(Saved entries)

● ● ● ● ● ● ●

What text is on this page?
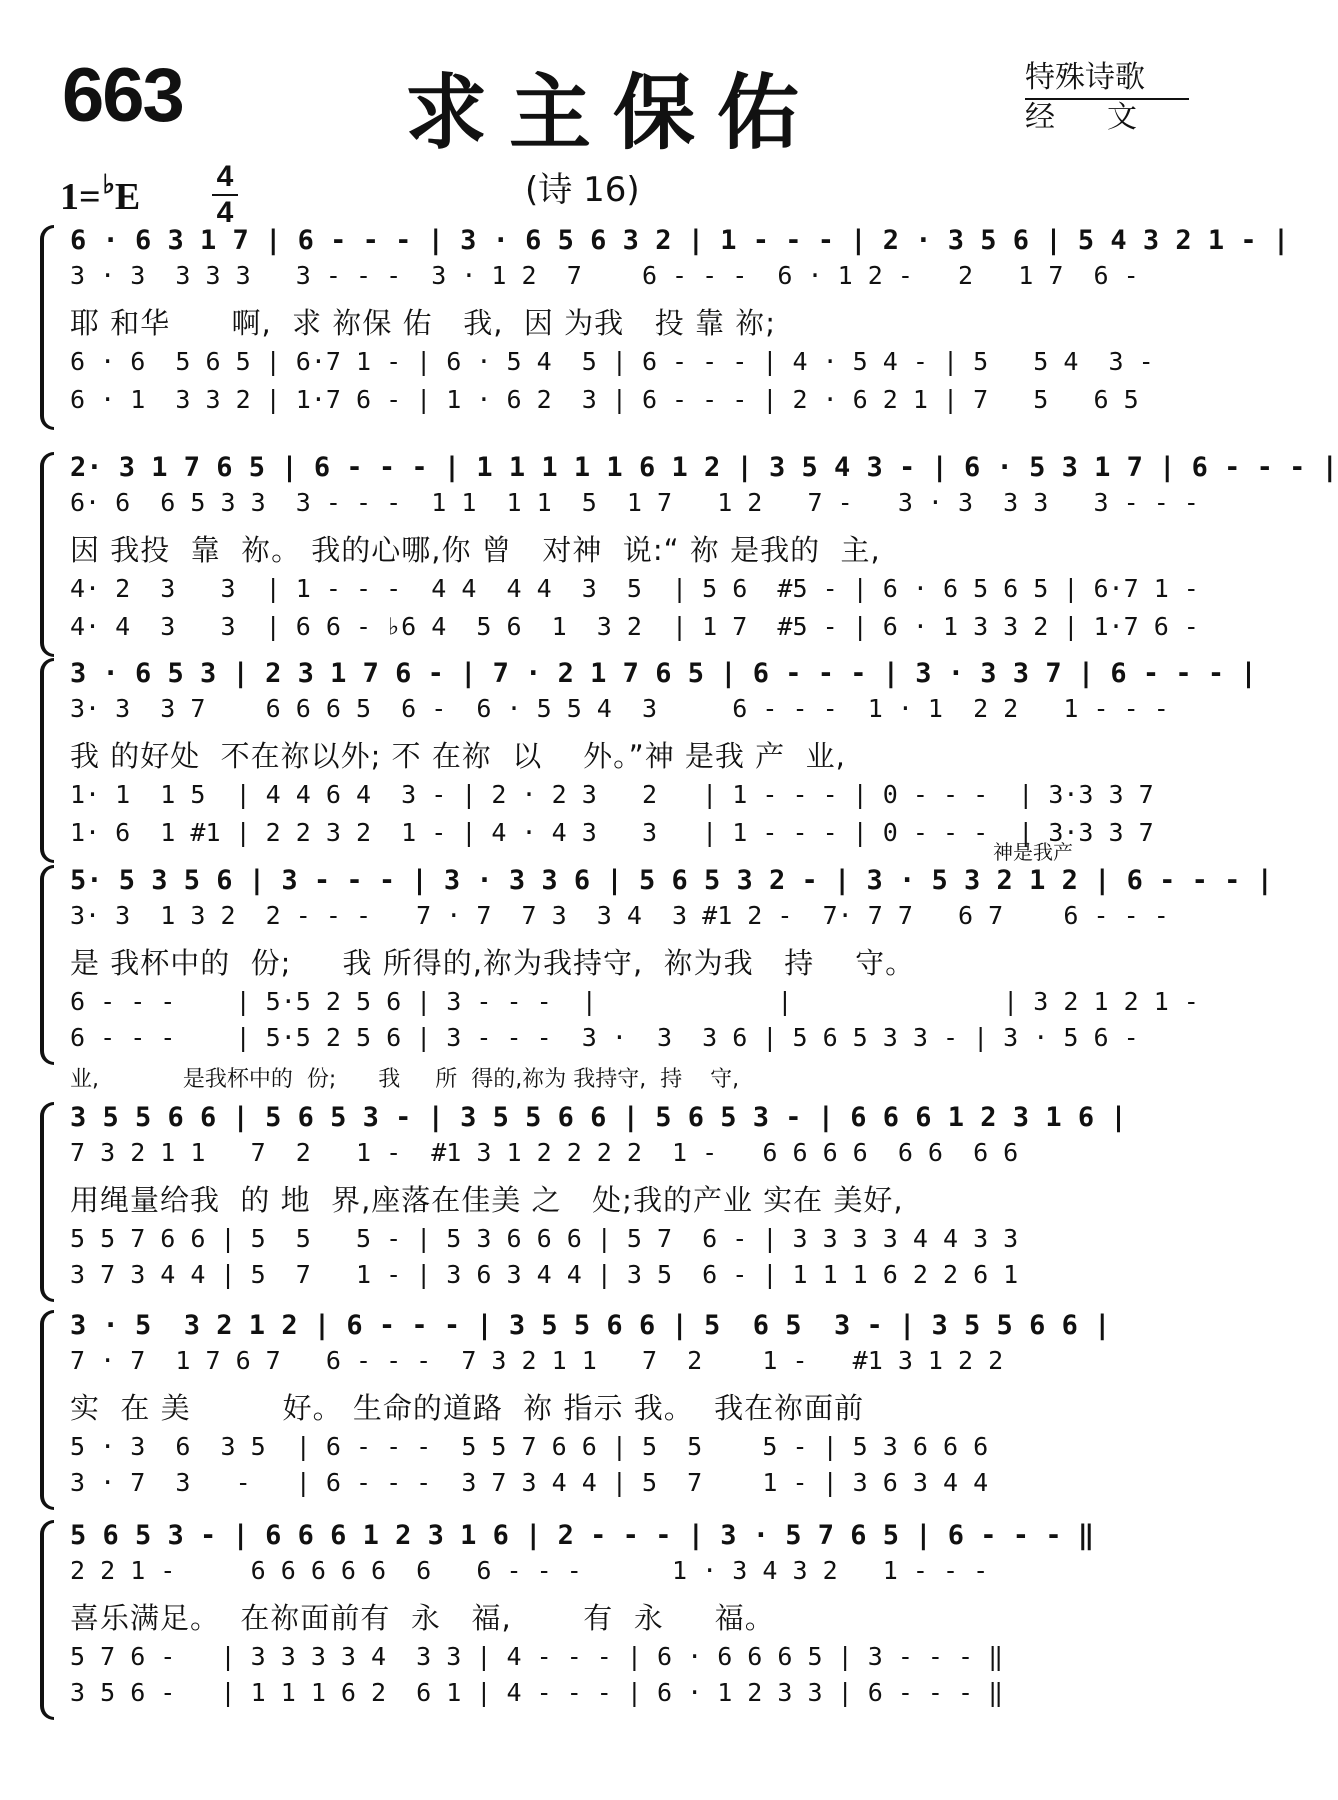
663	求主保佑	特殊诗歌
经文
1=♭E	4
4
(诗 16)
6 · 6 3 1 7 | 6 - - - | 3 · 6 5 6 3 2 | 1 - - - | 2 · 3 5 6 | 5 4 3 2 1 - |
3 · 3  3 3 3   3 - - -  3 · 1 2  7    6 - - -  6 · 1 2 -   2   1 7  6 -
耶 和华      啊,  求 祢保 佑   我,  因 为我   投 靠 祢;
6 · 6  5 6 5 | 6·7 1 - | 6 · 5 4  5 | 6 - - - | 4 · 5 4 - | 5   5 4  3 -
6 · 1  3 3 2 | 1·7 6 - | 1 · 6 2  3 | 6 - - - | 2 · 6 2 1 | 7   5   6 5
2· 3 1 7 6 5 | 6 - - - | 1 1 1 1 1 6 1 2 | 3 5 4 3 - | 6 · 5 3 1 7 | 6 - - - |
6· 6  6 5 3 3  3 - - -  1 1  1 1  5  1 7   1 2   7 -   3 · 3  3 3   3 - - -
因 我投  靠  祢。 我的心哪,你 曾   对神  说:“ 祢 是我的  主,
4· 2  3   3  | 1 - - -  4 4  4 4  3  5  | 5 6  #5 - | 6 · 6 5 6 5 | 6·7 1 -
4· 4  3   3  | 6 6 - ♭6 4  5 6  1  3 2  | 1 7  #5 - | 6 · 1 3 3 2 | 1·7 6 -
3 · 6 5 3 | 2 3 1 7 6 - | 7 · 2 1 7 6 5 | 6 - - - | 3 · 3 3 7 | 6 - - - |
3· 3  3 7    6 6 6 5  6 -  6 · 5 5 4  3     6 - - -  1 · 1  2 2   1 - - -
我 的好处  不在祢以外; 不 在祢  以    外。”神 是我 产  业,
1· 1  1 5  | 4 4 6 4  3 - | 2 · 2 3   2   | 1 - - - | 0 - - -  | 3·3 3 7
1· 6  1 #1 | 2 2 3 2  1 - | 4 · 4 3   3   | 1 - - - | 0 - - -  | 3·3 3 7
神是我产
5· 5 3 5 6 | 3 - - - | 3 · 3 3 6 | 5 6 5 3 2 - | 3 · 5 3 2 1 2 | 6 - - - |
3· 3  1 3 2  2 - - -   7 · 7  7 3  3 4  3 #1 2 -  7· 7 7   6 7    6 - - -
是 我杯中的  份;     我 所得的,祢为我持守,  祢为我   持    守。
6 - - -    | 5·5 2 5 6 | 3 - - -  |            |              | 3 2 1 2 1 -
6 - - -    | 5·5 2 5 6 | 3 - - -  3 ·  3  3 6 | 5 6 5 3 3 - | 3 · 5 6 -
业,            是我杯中的  份;      我     所  得的,祢为 我持守,  持    守,
3 5 5 6 6 | 5 6 5 3 - | 3 5 5 6 6 | 5 6 5 3 - | 6 6 6 1 2 3 1 6 |
7 3 2 1 1   7  2   1 -  #1 3 1 2 2 2 2  1 -   6 6 6 6  6 6  6 6
用绳量给我  的 地  界,座落在佳美 之   处;我的产业 实在 美好,
5 5 7 6 6 | 5  5   5 - | 5 3 6 6 6 | 5 7  6 - | 3 3 3 3 4 4 3 3
3 7 3 4 4 | 5  7   1 - | 3 6 3 4 4 | 3 5  6 - | 1 1 1 6 2 2 6 1
3 · 5  3 2 1 2 | 6 - - - | 3 5 5 6 6 | 5  6 5  3 - | 3 5 5 6 6 |
7 · 7  1 7 6 7   6 - - -  7 3 2 1 1   7  2    1 -   #1 3 1 2 2
实  在 美         好。 生命的道路  祢 指示 我。  我在祢面前
5 · 3  6  3 5  | 6 - - -  5 5 7 6 6 | 5  5    5 - | 5 3 6 6 6
3 · 7  3   -   | 6 - - -  3 7 3 4 4 | 5  7    1 - | 3 6 3 4 4
5 6 5 3 - | 6 6 6 1 2 3 1 6 | 2 - - - | 3 · 5 7 6 5 | 6 - - - ‖
2 2 1 -     6 6 6 6 6  6   6 - - -      1 · 3 4 3 2   1 - - -
喜乐满足。  在祢面前有  永   福,       有  永     福。
5 7 6 -   | 3 3 3 3 4  3 3 | 4 - - - | 6 · 6 6 6 5 | 3 - - - ‖
3 5 6 -   | 1 1 1 6 2  6 1 | 4 - - - | 6 · 1 2 3 3 | 6 - - - ‖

● ● ● ● ● ● ●

Replicate the material above verbatim; images stay out of the copy.

[Answer to the exercise]
What text is on this page?
663	求主保佑	特殊诗歌
经文
1=♭E	4
4
(诗 16)
6 · 6 3 1 7 | 6 - - - | 3 · 6 5 6 3 2 | 1 - - - | 2 · 3 5 6 | 5 4 3 2 1 - |
3 · 3  3 3 3   3 - - -  3 · 1 2  7    6 - - -  6 · 1 2 -   2   1 7  6 -
耶 和华      啊,  求 祢保 佑   我,  因 为我   投 靠 祢;
6 · 6  5 6 5 | 6·7 1 - | 6 · 5 4  5 | 6 - - - | 4 · 5 4 - | 5   5 4  3 -
6 · 1  3 3 2 | 1·7 6 - | 1 · 6 2  3 | 6 - - - | 2 · 6 2 1 | 7   5   6 5
2· 3 1 7 6 5 | 6 - - - | 1 1 1 1 1 6 1 2 | 3 5 4 3 - | 6 · 5 3 1 7 | 6 - - - |
6· 6  6 5 3 3  3 - - -  1 1  1 1  5  1 7   1 2   7 -   3 · 3  3 3   3 - - -
因 我投  靠  祢。 我的心哪,你 曾   对神  说:“ 祢 是我的  主,
4· 2  3   3  | 1 - - -  4 4  4 4  3  5  | 5 6  #5 - | 6 · 6 5 6 5 | 6·7 1 -
4· 4  3   3  | 6 6 - ♭6 4  5 6  1  3 2  | 1 7  #5 - | 6 · 1 3 3 2 | 1·7 6 -
3 · 6 5 3 | 2 3 1 7 6 - | 7 · 2 1 7 6 5 | 6 - - - | 3 · 3 3 7 | 6 - - - |
3· 3  3 7    6 6 6 5  6 -  6 · 5 5 4  3     6 - - -  1 · 1  2 2   1 - - -
我 的好处  不在祢以外; 不 在祢  以    外。”神 是我 产  业,
1· 1  1 5  | 4 4 6 4  3 - | 2 · 2 3   2   | 1 - - - | 0 - - -  | 3·3 3 7
1· 6  1 #1 | 2 2 3 2  1 - | 4 · 4 3   3   | 1 - - - | 0 - - -  | 3·3 3 7
神是我产
5· 5 3 5 6 | 3 - - - | 3 · 3 3 6 | 5 6 5 3 2 - | 3 · 5 3 2 1 2 | 6 - - - |
3· 3  1 3 2  2 - - -   7 · 7  7 3  3 4  3 #1 2 -  7· 7 7   6 7    6 - - -
是 我杯中的  份;     我 所得的,祢为我持守,  祢为我   持    守。
6 - - -    | 5·5 2 5 6 | 3 - - -  |            |              | 3 2 1 2 1 -
6 - - -    | 5·5 2 5 6 | 3 - - -  3 ·  3  3 6 | 5 6 5 3 3 - | 3 · 5 6 -
业,            是我杯中的  份;      我     所  得的,祢为 我持守,  持    守,
3 5 5 6 6 | 5 6 5 3 - | 3 5 5 6 6 | 5 6 5 3 - | 6 6 6 1 2 3 1 6 |
7 3 2 1 1   7  2   1 -  #1 3 1 2 2 2 2  1 -   6 6 6 6  6 6  6 6
用绳量给我  的 地  界,座落在佳美 之   处;我的产业 实在 美好,
5 5 7 6 6 | 5  5   5 - | 5 3 6 6 6 | 5 7  6 - | 3 3 3 3 4 4 3 3
3 7 3 4 4 | 5  7   1 - | 3 6 3 4 4 | 3 5  6 - | 1 1 1 6 2 2 6 1
3 · 5  3 2 1 2 | 6 - - - | 3 5 5 6 6 | 5  6 5  3 - | 3 5 5 6 6 |
7 · 7  1 7 6 7   6 - - -  7 3 2 1 1   7  2    1 -   #1 3 1 2 2
实  在 美         好。 生命的道路  祢 指示 我。  我在祢面前
5 · 3  6  3 5  | 6 - - -  5 5 7 6 6 | 5  5    5 - | 5 3 6 6 6
3 · 7  3   -   | 6 - - -  3 7 3 4 4 | 5  7    1 - | 3 6 3 4 4
5 6 5 3 - | 6 6 6 1 2 3 1 6 | 2 - - - | 3 · 5 7 6 5 | 6 - - - ‖
2 2 1 -     6 6 6 6 6  6   6 - - -      1 · 3 4 3 2   1 - - -
喜乐满足。  在祢面前有  永   福,       有  永     福。
5 7 6 -   | 3 3 3 3 4  3 3 | 4 - - - | 6 · 6 6 6 5 | 3 - - - ‖
3 5 6 -   | 1 1 1 6 2  6 1 | 4 - - - | 6 · 1 2 3 3 | 6 - - - ‖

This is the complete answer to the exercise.